Data items:
»»
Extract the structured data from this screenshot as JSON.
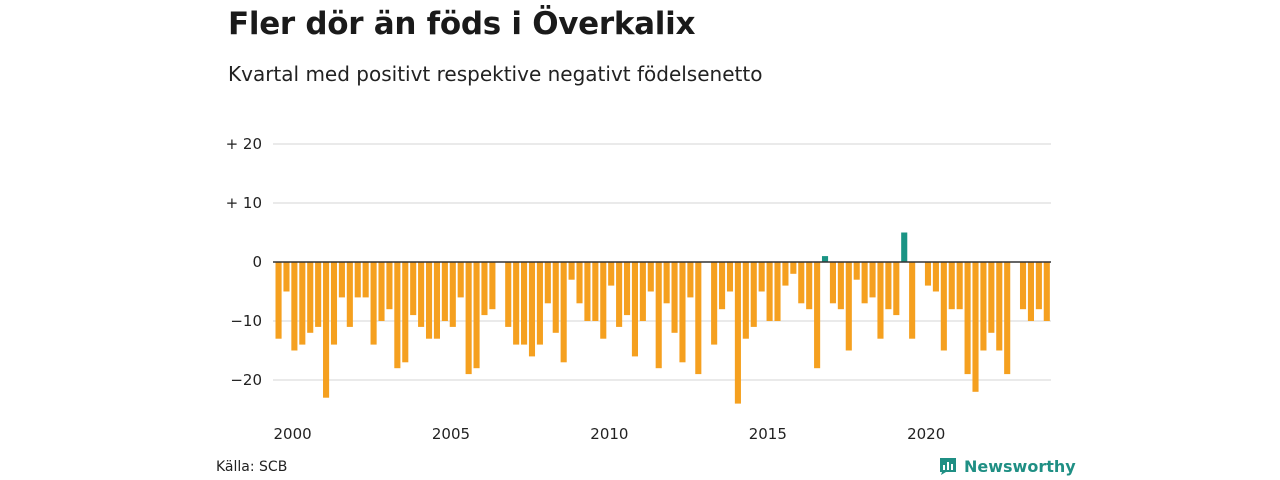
{
  "title": "Fler dör än föds i Överkalix",
  "subtitle": "Kvartal med positivt respektive negativt födelsenetto",
  "source": "Källa: SCB",
  "brand": "Newsworthy",
  "colors": {
    "negative": "#f5a01f",
    "positive": "#1a9484",
    "grid": "#dddddd",
    "zero": "#333333"
  },
  "chart_data": {
    "type": "bar",
    "title": "Fler dör än föds i Överkalix",
    "subtitle": "Kvartal med positivt respektive negativt födelsenetto",
    "xlabel": "",
    "ylabel": "",
    "ylim": [
      -24,
      20
    ],
    "grid": true,
    "y_ticks": [
      20,
      10,
      0,
      -10,
      -20
    ],
    "y_tick_labels": [
      "+ 20",
      "+ 10",
      "0",
      "−10",
      "−20"
    ],
    "x_tick_labels": [
      "2000",
      "2005",
      "2010",
      "2015",
      "2020"
    ],
    "x_tick_years": [
      2000,
      2005,
      2010,
      2015,
      2020
    ],
    "first_period": "2000 Q1",
    "values": [
      -13,
      -5,
      -15,
      -14,
      -12,
      -11,
      -23,
      -14,
      -6,
      -11,
      -6,
      -6,
      -14,
      -10,
      -8,
      -18,
      -17,
      -9,
      -11,
      -13,
      -13,
      -10,
      -11,
      -6,
      -19,
      -18,
      -9,
      -8,
      null,
      -11,
      -14,
      -14,
      -16,
      -14,
      -7,
      -12,
      -17,
      -3,
      -7,
      -10,
      -10,
      -13,
      -4,
      -11,
      -9,
      -16,
      -10,
      -5,
      -18,
      -7,
      -12,
      -17,
      -6,
      -19,
      null,
      -14,
      -8,
      -5,
      -24,
      -13,
      -11,
      -5,
      -10,
      -10,
      -4,
      -2,
      -7,
      -8,
      -18,
      1,
      -7,
      -8,
      -15,
      -3,
      -7,
      -6,
      -13,
      -8,
      -9,
      5,
      -13,
      null,
      -4,
      -5,
      -15,
      -8,
      -8,
      -19,
      -22,
      -15,
      -12,
      -15,
      -19,
      null,
      -8,
      -10,
      -8,
      -10
    ]
  }
}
««
Find every line in the records above that holds the word "födelsenetto", and copy each one.

Worked answer —
  "subtitle": "Kvartal med positivt respektive negativt födelsenetto",
    "subtitle": "Kvartal med positivt respektive negativt födelsenetto",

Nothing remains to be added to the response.